### Stored data
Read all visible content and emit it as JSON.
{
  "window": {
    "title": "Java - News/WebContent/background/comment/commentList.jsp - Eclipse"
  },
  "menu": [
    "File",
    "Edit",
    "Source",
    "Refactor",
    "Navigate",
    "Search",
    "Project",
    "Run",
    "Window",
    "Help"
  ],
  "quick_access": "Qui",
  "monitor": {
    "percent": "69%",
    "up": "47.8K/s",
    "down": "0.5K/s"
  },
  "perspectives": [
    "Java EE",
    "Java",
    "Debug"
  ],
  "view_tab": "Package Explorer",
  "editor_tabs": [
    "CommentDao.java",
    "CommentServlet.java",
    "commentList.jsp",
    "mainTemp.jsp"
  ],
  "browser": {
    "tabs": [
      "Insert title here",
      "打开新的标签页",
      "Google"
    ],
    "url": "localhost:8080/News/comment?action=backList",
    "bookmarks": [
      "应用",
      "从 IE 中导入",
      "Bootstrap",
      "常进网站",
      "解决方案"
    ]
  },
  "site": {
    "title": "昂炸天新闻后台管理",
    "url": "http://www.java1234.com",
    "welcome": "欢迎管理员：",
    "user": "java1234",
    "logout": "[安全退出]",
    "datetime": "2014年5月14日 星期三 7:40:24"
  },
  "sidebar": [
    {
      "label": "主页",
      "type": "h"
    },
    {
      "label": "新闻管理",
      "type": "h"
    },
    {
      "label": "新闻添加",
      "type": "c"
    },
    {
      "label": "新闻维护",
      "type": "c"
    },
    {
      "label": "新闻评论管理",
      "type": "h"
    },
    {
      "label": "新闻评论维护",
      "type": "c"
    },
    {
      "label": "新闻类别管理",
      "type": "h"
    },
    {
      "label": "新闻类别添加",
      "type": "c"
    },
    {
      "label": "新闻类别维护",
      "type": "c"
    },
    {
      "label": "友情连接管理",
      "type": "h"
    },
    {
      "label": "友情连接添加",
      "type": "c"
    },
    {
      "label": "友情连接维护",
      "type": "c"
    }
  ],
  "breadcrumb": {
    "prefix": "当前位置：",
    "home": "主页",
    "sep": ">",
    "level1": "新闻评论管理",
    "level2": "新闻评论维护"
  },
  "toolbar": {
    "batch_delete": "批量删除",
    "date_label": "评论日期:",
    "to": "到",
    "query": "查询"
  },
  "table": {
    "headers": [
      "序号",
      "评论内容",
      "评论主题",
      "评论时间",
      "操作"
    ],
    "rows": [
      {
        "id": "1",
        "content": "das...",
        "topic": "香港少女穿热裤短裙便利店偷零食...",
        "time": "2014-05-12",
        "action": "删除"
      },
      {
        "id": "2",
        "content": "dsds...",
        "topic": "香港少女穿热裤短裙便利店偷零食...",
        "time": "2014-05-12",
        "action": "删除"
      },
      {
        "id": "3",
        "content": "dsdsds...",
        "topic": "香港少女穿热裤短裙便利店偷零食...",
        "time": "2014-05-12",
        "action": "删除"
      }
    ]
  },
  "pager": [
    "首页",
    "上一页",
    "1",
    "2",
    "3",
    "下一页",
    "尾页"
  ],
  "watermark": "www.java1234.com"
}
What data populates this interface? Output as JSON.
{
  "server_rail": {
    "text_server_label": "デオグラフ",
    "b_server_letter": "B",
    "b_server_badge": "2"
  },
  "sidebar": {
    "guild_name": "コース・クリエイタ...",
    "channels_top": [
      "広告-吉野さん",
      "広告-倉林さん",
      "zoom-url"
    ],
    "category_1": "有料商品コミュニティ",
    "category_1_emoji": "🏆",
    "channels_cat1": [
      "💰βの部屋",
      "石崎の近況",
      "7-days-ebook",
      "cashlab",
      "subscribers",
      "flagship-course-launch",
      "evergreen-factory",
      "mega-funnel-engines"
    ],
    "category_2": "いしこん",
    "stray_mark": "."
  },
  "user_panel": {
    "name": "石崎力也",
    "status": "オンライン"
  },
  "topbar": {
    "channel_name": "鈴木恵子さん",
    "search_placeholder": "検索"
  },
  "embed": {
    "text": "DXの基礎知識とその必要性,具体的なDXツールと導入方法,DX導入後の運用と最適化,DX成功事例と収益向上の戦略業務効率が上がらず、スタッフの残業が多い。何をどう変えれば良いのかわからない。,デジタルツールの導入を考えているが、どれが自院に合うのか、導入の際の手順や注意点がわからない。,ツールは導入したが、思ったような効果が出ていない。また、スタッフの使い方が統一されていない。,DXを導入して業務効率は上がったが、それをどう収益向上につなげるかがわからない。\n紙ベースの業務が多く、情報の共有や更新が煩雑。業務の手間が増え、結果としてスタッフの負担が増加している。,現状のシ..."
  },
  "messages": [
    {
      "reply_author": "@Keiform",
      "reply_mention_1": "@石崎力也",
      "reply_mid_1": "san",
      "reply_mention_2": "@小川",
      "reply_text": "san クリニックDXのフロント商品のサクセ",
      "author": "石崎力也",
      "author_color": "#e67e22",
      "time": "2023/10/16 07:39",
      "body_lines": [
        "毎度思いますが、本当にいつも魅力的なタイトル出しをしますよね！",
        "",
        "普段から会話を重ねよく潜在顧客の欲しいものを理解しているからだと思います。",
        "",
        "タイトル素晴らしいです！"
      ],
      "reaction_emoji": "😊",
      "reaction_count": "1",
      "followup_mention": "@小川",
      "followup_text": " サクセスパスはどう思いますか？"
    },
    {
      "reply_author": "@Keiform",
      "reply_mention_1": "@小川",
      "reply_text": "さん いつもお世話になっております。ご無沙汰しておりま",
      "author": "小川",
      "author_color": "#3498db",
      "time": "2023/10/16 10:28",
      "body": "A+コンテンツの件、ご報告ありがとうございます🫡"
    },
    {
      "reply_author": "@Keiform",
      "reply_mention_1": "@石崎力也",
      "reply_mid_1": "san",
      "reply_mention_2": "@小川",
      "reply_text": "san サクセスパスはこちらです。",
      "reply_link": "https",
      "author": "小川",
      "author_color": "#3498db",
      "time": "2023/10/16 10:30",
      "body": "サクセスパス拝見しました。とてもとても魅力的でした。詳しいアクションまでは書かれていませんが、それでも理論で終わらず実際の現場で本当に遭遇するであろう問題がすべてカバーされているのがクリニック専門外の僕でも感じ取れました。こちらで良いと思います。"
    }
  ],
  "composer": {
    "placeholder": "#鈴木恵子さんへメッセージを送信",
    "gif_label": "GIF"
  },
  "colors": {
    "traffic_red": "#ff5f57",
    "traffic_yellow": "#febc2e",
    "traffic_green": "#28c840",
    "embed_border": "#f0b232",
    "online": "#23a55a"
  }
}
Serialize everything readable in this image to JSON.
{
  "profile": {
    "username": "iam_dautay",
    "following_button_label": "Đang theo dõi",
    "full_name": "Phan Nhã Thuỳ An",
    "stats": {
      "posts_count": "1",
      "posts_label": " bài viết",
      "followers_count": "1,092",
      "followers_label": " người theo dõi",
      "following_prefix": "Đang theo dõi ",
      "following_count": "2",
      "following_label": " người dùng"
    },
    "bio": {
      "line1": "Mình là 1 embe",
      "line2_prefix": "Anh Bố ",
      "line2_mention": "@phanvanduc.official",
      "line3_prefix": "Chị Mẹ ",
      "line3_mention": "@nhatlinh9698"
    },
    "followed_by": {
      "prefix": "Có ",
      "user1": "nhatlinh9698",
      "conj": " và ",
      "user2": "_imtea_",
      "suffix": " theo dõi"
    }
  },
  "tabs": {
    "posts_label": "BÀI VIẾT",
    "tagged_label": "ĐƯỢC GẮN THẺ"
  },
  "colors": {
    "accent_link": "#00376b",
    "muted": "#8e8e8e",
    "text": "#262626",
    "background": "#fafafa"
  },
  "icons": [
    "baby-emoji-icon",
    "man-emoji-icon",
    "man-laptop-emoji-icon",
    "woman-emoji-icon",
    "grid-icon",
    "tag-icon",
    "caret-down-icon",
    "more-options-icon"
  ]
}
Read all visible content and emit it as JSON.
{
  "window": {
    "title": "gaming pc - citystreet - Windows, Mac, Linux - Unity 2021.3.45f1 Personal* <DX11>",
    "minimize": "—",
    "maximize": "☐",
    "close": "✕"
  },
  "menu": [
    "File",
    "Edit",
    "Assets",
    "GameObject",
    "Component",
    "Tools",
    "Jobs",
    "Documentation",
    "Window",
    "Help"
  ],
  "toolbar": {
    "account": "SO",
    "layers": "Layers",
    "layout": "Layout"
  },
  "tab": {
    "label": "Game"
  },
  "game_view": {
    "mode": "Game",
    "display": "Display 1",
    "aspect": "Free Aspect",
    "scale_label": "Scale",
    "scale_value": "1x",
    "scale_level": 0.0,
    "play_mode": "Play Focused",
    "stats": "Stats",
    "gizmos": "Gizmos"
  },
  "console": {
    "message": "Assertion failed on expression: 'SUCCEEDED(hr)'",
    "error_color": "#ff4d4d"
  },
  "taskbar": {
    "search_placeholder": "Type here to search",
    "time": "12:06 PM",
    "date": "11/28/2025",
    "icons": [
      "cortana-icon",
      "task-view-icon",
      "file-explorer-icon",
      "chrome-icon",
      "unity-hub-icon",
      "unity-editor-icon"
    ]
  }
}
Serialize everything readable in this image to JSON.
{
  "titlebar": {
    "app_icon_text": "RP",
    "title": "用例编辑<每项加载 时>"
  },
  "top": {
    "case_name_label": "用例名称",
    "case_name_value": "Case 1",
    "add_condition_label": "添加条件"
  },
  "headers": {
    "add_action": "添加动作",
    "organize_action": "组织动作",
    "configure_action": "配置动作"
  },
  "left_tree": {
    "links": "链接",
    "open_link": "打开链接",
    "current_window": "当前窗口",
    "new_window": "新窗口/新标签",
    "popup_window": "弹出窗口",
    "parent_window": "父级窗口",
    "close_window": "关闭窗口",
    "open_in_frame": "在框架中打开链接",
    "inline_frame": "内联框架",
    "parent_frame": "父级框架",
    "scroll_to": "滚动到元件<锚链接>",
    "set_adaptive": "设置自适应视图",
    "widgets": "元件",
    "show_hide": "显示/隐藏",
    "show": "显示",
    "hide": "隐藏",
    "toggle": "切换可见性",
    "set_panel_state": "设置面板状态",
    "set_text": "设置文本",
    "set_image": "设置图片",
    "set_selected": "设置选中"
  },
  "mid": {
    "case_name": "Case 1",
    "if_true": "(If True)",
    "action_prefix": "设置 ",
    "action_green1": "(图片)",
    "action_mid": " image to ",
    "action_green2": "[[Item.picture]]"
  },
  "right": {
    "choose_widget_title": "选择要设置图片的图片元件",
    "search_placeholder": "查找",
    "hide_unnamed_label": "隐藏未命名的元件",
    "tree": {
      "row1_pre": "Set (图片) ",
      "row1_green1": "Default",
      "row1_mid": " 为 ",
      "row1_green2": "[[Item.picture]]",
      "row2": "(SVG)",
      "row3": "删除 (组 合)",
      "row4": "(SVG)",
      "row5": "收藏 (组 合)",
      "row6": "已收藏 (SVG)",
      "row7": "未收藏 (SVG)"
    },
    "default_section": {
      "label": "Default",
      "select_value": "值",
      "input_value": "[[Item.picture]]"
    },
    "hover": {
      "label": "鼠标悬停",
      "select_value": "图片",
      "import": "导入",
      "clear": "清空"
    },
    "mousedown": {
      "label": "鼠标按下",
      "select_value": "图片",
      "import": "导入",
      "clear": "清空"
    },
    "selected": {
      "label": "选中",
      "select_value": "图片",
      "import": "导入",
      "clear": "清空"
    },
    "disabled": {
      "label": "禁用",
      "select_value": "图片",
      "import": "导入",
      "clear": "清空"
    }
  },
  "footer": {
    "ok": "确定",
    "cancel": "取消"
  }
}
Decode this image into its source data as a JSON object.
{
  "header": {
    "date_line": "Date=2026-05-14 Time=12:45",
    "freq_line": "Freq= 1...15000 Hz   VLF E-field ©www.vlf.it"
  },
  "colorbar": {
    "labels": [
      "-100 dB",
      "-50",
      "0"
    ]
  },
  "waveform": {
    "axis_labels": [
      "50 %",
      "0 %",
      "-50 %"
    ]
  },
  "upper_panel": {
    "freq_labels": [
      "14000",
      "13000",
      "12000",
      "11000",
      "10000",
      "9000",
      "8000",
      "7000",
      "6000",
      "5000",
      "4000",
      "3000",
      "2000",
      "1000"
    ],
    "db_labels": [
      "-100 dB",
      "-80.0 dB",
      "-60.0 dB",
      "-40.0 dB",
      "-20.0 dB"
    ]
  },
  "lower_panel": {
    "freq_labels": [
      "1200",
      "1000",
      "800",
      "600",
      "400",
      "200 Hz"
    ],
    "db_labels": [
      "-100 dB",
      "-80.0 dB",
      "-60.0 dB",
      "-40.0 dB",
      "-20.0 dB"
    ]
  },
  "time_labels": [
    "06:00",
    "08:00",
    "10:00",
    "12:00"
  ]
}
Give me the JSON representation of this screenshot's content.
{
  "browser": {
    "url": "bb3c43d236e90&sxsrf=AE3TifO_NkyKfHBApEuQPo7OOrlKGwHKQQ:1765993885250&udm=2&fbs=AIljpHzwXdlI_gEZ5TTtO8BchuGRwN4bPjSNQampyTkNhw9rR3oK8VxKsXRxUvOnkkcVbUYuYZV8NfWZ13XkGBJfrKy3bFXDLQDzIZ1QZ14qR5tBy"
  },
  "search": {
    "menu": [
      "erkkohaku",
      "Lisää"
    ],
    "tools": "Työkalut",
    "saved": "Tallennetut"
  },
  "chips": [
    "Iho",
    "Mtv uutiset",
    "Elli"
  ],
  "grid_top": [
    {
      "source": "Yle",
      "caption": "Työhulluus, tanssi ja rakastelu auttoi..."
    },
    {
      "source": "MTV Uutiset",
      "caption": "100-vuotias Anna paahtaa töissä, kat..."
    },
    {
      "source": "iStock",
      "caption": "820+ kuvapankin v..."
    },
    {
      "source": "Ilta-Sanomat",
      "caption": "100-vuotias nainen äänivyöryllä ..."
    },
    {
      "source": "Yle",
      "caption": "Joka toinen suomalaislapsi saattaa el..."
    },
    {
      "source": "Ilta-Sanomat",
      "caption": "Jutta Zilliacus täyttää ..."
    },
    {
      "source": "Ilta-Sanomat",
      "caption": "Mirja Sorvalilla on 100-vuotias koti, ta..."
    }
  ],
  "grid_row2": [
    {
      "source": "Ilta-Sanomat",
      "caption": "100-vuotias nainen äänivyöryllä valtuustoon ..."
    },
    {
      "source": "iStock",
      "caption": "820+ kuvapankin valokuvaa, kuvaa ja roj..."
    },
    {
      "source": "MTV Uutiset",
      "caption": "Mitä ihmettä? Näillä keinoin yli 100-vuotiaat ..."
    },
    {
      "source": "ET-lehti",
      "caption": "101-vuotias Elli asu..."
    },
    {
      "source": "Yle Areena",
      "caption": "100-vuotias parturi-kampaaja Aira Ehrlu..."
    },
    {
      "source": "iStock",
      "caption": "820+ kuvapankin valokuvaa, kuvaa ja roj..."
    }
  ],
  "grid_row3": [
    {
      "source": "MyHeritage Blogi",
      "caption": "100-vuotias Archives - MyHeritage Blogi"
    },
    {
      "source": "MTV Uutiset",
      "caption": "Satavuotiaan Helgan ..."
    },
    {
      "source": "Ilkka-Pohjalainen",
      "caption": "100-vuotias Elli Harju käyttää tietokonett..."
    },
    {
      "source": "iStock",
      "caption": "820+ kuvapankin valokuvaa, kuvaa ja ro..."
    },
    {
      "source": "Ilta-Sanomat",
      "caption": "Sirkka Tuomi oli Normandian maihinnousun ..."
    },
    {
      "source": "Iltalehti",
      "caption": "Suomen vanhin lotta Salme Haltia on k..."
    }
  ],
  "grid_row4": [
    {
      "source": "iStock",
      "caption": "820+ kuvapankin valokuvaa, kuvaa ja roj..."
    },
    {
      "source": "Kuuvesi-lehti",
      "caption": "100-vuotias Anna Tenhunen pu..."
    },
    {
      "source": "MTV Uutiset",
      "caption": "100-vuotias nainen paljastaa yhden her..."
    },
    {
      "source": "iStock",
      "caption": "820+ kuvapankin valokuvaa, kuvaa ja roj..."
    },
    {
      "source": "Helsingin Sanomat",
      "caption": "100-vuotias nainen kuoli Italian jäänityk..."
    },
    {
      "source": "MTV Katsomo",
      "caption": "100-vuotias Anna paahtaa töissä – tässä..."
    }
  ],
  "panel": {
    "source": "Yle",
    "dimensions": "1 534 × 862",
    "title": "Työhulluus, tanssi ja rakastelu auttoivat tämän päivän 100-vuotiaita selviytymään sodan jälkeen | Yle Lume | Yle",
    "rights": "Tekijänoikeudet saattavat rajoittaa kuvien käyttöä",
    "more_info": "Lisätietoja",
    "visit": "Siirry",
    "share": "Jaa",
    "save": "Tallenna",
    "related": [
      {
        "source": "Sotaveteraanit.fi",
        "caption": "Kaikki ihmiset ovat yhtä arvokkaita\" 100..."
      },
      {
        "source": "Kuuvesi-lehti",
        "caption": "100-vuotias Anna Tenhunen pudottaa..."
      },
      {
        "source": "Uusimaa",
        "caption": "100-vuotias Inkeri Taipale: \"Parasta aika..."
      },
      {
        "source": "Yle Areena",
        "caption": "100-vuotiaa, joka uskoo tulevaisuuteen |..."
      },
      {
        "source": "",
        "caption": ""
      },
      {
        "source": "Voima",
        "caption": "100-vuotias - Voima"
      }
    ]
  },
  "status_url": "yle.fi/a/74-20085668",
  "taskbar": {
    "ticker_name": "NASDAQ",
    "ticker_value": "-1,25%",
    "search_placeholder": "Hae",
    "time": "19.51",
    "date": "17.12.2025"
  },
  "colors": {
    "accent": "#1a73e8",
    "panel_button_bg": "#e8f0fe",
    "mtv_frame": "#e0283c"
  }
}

### What is asked
Locate the lines above that contain "theo" and copy them.

### Expected output
    "following_button_label": "Đang theo dõi",
      "followers_label": " người theo dõi",
      "following_prefix": "Đang theo dõi ",
      "suffix": " theo dõi"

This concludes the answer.